╭─ Information provided

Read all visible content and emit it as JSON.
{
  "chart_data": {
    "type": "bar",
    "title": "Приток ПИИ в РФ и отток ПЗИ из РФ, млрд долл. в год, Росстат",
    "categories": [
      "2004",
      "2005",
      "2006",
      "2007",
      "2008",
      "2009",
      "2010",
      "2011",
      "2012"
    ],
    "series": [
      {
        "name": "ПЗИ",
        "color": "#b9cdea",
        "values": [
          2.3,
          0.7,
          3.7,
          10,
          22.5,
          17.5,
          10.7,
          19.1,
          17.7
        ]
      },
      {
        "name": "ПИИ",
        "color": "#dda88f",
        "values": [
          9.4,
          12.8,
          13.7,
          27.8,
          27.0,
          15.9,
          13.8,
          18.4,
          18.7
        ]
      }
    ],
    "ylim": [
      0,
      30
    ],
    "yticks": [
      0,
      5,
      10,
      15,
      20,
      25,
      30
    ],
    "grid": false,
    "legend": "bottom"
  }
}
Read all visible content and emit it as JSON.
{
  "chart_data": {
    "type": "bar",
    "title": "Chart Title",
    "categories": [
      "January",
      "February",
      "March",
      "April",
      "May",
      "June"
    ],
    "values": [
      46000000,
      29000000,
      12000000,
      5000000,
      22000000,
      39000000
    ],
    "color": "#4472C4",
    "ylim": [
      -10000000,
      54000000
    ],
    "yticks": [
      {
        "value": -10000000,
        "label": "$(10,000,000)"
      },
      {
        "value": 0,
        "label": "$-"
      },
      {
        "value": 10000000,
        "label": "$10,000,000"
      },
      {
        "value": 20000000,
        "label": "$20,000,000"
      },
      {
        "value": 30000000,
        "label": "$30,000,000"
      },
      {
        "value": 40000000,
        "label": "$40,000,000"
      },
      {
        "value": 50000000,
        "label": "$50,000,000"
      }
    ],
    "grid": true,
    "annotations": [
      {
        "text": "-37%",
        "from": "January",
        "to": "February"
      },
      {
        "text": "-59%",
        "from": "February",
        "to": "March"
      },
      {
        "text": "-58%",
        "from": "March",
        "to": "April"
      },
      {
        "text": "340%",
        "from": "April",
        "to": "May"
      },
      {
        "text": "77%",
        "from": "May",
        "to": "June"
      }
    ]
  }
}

╰─

Search the records for the word "label", then list every line that has it.

- Task answer:
        "label": "$(10,000,000)"
        "label": "$-"
        "label": "$10,000,000"
        "label": "$20,000,000"
        "label": "$30,000,000"
        "label": "$40,000,000"
        "label": "$50,000,000"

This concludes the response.